### Work task:
This exercise asks for the whole listing to be restated exactly.

### Information:
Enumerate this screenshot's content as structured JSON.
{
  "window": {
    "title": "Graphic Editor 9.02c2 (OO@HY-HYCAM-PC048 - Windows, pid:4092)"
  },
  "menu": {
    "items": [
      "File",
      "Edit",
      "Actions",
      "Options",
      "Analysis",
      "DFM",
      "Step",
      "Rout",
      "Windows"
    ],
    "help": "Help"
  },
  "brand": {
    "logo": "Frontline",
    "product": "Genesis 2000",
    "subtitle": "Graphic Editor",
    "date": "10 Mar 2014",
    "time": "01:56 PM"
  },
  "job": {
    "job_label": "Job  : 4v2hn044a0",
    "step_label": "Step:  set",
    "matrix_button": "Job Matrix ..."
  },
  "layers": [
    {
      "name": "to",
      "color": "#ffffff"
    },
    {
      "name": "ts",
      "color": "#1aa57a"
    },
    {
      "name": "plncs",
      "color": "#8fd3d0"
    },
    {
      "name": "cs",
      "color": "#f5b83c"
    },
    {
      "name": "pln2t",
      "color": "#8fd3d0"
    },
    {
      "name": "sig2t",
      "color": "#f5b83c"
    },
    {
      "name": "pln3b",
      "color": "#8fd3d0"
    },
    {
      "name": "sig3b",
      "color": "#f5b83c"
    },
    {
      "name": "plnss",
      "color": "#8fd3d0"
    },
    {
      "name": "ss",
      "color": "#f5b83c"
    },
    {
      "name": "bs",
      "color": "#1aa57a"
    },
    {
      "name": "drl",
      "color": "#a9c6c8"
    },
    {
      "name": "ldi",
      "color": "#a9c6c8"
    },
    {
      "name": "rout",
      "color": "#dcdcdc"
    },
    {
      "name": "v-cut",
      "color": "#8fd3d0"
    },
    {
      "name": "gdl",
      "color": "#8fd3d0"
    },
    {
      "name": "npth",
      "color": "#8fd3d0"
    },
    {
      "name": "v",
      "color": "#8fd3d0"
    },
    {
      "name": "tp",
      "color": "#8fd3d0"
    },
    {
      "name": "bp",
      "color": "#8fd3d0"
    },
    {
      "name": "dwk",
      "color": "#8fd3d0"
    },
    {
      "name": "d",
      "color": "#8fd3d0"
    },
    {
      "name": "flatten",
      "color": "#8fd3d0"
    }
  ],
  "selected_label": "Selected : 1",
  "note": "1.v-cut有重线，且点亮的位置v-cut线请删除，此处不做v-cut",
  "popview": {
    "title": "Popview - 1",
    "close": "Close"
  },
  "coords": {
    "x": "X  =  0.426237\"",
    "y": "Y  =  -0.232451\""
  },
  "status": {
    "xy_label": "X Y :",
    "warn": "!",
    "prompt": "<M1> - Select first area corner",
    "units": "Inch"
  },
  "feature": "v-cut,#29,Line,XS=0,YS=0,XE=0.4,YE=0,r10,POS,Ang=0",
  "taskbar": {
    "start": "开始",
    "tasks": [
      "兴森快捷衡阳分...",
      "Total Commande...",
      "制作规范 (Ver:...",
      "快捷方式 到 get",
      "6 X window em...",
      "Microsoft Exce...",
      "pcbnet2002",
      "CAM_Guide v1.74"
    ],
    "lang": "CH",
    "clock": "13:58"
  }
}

### Result for this exercise:
Enumerate this screenshot's content as structured JSON.
{
  "window": {
    "title": "Graphic Editor 9.02c2 (OO@HY-HYCAM-PC048 - Windows, pid:4092)"
  },
  "menu": {
    "items": [
      "File",
      "Edit",
      "Actions",
      "Options",
      "Analysis",
      "DFM",
      "Step",
      "Rout",
      "Windows"
    ],
    "help": "Help"
  },
  "brand": {
    "logo": "Frontline",
    "product": "Genesis 2000",
    "subtitle": "Graphic Editor",
    "date": "10 Mar 2014",
    "time": "01:56 PM"
  },
  "job": {
    "job_label": "Job  : 4v2hn044a0",
    "step_label": "Step:  set",
    "matrix_button": "Job Matrix ..."
  },
  "layers": [
    {
      "name": "to",
      "color": "#ffffff"
    },
    {
      "name": "ts",
      "color": "#1aa57a"
    },
    {
      "name": "plncs",
      "color": "#8fd3d0"
    },
    {
      "name": "cs",
      "color": "#f5b83c"
    },
    {
      "name": "pln2t",
      "color": "#8fd3d0"
    },
    {
      "name": "sig2t",
      "color": "#f5b83c"
    },
    {
      "name": "pln3b",
      "color": "#8fd3d0"
    },
    {
      "name": "sig3b",
      "color": "#f5b83c"
    },
    {
      "name": "plnss",
      "color": "#8fd3d0"
    },
    {
      "name": "ss",
      "color": "#f5b83c"
    },
    {
      "name": "bs",
      "color": "#1aa57a"
    },
    {
      "name": "drl",
      "color": "#a9c6c8"
    },
    {
      "name": "ldi",
      "color": "#a9c6c8"
    },
    {
      "name": "rout",
      "color": "#dcdcdc"
    },
    {
      "name": "v-cut",
      "color": "#8fd3d0"
    },
    {
      "name": "gdl",
      "color": "#8fd3d0"
    },
    {
      "name": "npth",
      "color": "#8fd3d0"
    },
    {
      "name": "v",
      "color": "#8fd3d0"
    },
    {
      "name": "tp",
      "color": "#8fd3d0"
    },
    {
      "name": "bp",
      "color": "#8fd3d0"
    },
    {
      "name": "dwk",
      "color": "#8fd3d0"
    },
    {
      "name": "d",
      "color": "#8fd3d0"
    },
    {
      "name": "flatten",
      "color": "#8fd3d0"
    }
  ],
  "selected_label": "Selected : 1",
  "note": "1.v-cut有重线，且点亮的位置v-cut线请删除，此处不做v-cut",
  "popview": {
    "title": "Popview - 1",
    "close": "Close"
  },
  "coords": {
    "x": "X  =  0.426237\"",
    "y": "Y  =  -0.232451\""
  },
  "status": {
    "xy_label": "X Y :",
    "warn": "!",
    "prompt": "<M1> - Select first area corner",
    "units": "Inch"
  },
  "feature": "v-cut,#29,Line,XS=0,YS=0,XE=0.4,YE=0,r10,POS,Ang=0",
  "taskbar": {
    "start": "开始",
    "tasks": [
      "兴森快捷衡阳分...",
      "Total Commande...",
      "制作规范 (Ver:...",
      "快捷方式 到 get",
      "6 X window em...",
      "Microsoft Exce...",
      "pcbnet2002",
      "CAM_Guide v1.74"
    ],
    "lang": "CH",
    "clock": "13:58"
  }
}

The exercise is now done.